» THE PROBLEM: Make an exact copy of the entries below.

» RAW DATA:
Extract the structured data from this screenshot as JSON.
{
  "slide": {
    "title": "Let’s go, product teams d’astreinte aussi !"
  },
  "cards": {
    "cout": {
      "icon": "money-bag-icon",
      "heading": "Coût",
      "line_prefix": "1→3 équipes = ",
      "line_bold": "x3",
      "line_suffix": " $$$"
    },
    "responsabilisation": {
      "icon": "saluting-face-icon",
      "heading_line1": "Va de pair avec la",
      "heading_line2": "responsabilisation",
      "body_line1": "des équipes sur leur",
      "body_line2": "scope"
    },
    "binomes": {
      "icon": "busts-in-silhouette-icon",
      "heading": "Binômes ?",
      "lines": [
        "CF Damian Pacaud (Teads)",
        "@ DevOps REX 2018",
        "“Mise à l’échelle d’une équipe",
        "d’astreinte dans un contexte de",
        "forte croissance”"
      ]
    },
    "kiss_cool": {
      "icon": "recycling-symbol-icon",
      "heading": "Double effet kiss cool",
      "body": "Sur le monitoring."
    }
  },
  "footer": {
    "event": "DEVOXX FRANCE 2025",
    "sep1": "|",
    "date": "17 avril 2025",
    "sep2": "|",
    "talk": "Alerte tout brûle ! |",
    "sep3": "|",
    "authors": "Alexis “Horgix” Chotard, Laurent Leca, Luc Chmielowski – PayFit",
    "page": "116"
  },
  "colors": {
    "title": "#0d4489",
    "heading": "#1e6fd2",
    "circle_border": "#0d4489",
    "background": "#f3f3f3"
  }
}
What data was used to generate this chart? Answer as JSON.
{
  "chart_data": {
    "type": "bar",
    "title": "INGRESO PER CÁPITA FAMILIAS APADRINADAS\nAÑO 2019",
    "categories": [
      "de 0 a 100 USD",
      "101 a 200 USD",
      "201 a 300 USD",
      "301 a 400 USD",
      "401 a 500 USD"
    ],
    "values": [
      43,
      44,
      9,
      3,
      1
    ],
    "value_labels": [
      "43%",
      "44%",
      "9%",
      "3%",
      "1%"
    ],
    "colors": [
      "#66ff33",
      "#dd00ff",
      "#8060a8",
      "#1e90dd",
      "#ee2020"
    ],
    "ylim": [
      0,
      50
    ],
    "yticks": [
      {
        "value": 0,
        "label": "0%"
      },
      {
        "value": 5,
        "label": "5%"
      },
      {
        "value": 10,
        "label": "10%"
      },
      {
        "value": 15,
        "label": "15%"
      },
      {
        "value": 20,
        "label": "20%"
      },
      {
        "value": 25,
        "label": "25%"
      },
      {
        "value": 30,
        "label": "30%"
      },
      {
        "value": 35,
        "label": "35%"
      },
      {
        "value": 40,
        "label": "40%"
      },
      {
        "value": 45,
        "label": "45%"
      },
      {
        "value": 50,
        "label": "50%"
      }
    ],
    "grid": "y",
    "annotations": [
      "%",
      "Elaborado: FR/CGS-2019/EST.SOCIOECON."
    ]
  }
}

» RESPONSE TO THE EXERCISE:
Extract the structured data from this screenshot as JSON.
{
  "slide": {
    "title": "Let’s go, product teams d’astreinte aussi !"
  },
  "cards": {
    "cout": {
      "icon": "money-bag-icon",
      "heading": "Coût",
      "line_prefix": "1→3 équipes = ",
      "line_bold": "x3",
      "line_suffix": " $$$"
    },
    "responsabilisation": {
      "icon": "saluting-face-icon",
      "heading_line1": "Va de pair avec la",
      "heading_line2": "responsabilisation",
      "body_line1": "des équipes sur leur",
      "body_line2": "scope"
    },
    "binomes": {
      "icon": "busts-in-silhouette-icon",
      "heading": "Binômes ?",
      "lines": [
        "CF Damian Pacaud (Teads)",
        "@ DevOps REX 2018",
        "“Mise à l’échelle d’une équipe",
        "d’astreinte dans un contexte de",
        "forte croissance”"
      ]
    },
    "kiss_cool": {
      "icon": "recycling-symbol-icon",
      "heading": "Double effet kiss cool",
      "body": "Sur le monitoring."
    }
  },
  "footer": {
    "event": "DEVOXX FRANCE 2025",
    "sep1": "|",
    "date": "17 avril 2025",
    "sep2": "|",
    "talk": "Alerte tout brûle ! |",
    "sep3": "|",
    "authors": "Alexis “Horgix” Chotard, Laurent Leca, Luc Chmielowski – PayFit",
    "page": "116"
  },
  "colors": {
    "title": "#0d4489",
    "heading": "#1e6fd2",
    "circle_border": "#0d4489",
    "background": "#f3f3f3"
  }
}
What data was used to generate this chart? Answer as JSON.
{
  "chart_data": {
    "type": "bar",
    "title": "INGRESO PER CÁPITA FAMILIAS APADRINADAS\nAÑO 2019",
    "categories": [
      "de 0 a 100 USD",
      "101 a 200 USD",
      "201 a 300 USD",
      "301 a 400 USD",
      "401 a 500 USD"
    ],
    "values": [
      43,
      44,
      9,
      3,
      1
    ],
    "value_labels": [
      "43%",
      "44%",
      "9%",
      "3%",
      "1%"
    ],
    "colors": [
      "#66ff33",
      "#dd00ff",
      "#8060a8",
      "#1e90dd",
      "#ee2020"
    ],
    "ylim": [
      0,
      50
    ],
    "yticks": [
      {
        "value": 0,
        "label": "0%"
      },
      {
        "value": 5,
        "label": "5%"
      },
      {
        "value": 10,
        "label": "10%"
      },
      {
        "value": 15,
        "label": "15%"
      },
      {
        "value": 20,
        "label": "20%"
      },
      {
        "value": 25,
        "label": "25%"
      },
      {
        "value": 30,
        "label": "30%"
      },
      {
        "value": 35,
        "label": "35%"
      },
      {
        "value": 40,
        "label": "40%"
      },
      {
        "value": 45,
        "label": "45%"
      },
      {
        "value": 50,
        "label": "50%"
      }
    ],
    "grid": "y",
    "annotations": [
      "%",
      "Elaborado: FR/CGS-2019/EST.SOCIOECON."
    ]
  }
}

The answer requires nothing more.